Directive
Set the listing down again in full, word for word, with the pictures left out.

━━━━━ The input

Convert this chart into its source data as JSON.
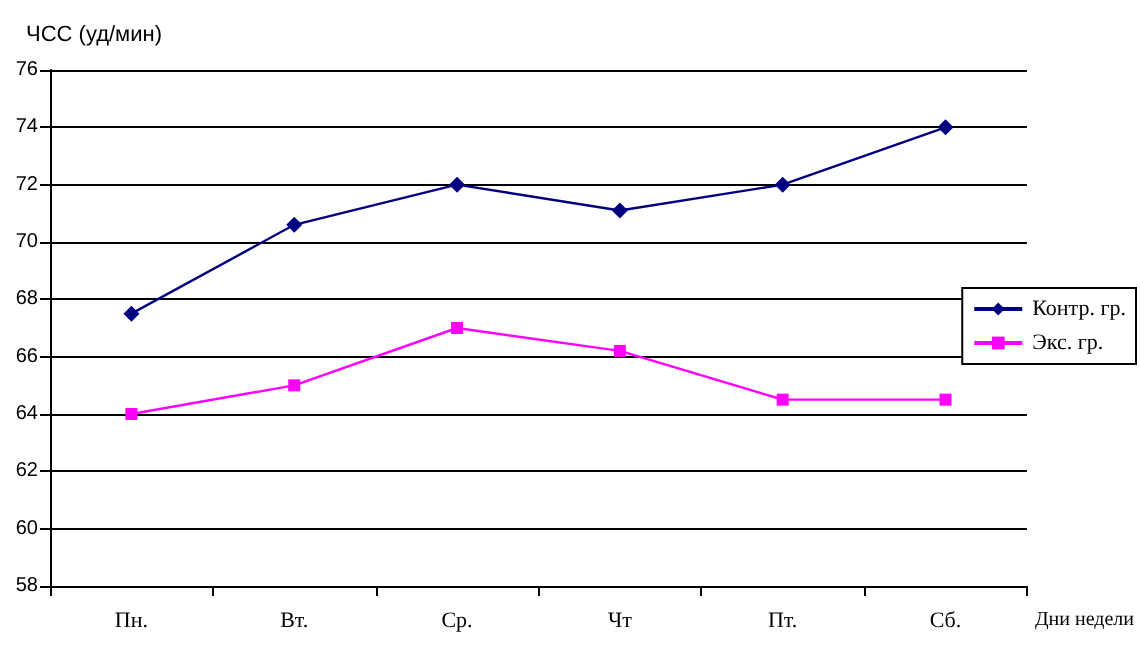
{
  "chart_data": {
    "type": "line",
    "ylabel": "ЧСС (уд/мин)",
    "xlabel": "Дни недели",
    "categories": [
      "Пн.",
      "Вт.",
      "Ср.",
      "Чт",
      "Пт.",
      "Сб."
    ],
    "series": [
      {
        "name": "Контр. гр.",
        "color": "#000080",
        "marker": "diamond",
        "values": [
          67.5,
          70.6,
          72,
          71.1,
          72,
          74
        ]
      },
      {
        "name": "Экс. гр.",
        "color": "#ff00ff",
        "marker": "square",
        "values": [
          64,
          65,
          67,
          66.2,
          64.5,
          64.5
        ]
      }
    ],
    "ylim": [
      58,
      76
    ],
    "yticks": [
      58,
      60,
      62,
      64,
      66,
      68,
      70,
      72,
      74,
      76
    ],
    "grid": "y",
    "legend": "right"
  }
}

━━━━━━━━━━

The answer
Convert this chart into its source data as JSON.
{
  "chart_data": {
    "type": "line",
    "ylabel": "ЧСС (уд/мин)",
    "xlabel": "Дни недели",
    "categories": [
      "Пн.",
      "Вт.",
      "Ср.",
      "Чт",
      "Пт.",
      "Сб."
    ],
    "series": [
      {
        "name": "Контр. гр.",
        "color": "#000080",
        "marker": "diamond",
        "values": [
          67.5,
          70.6,
          72,
          71.1,
          72,
          74
        ]
      },
      {
        "name": "Экс. гр.",
        "color": "#ff00ff",
        "marker": "square",
        "values": [
          64,
          65,
          67,
          66.2,
          64.5,
          64.5
        ]
      }
    ],
    "ylim": [
      58,
      76
    ],
    "yticks": [
      58,
      60,
      62,
      64,
      66,
      68,
      70,
      72,
      74,
      76
    ],
    "grid": "y",
    "legend": "right"
  }
}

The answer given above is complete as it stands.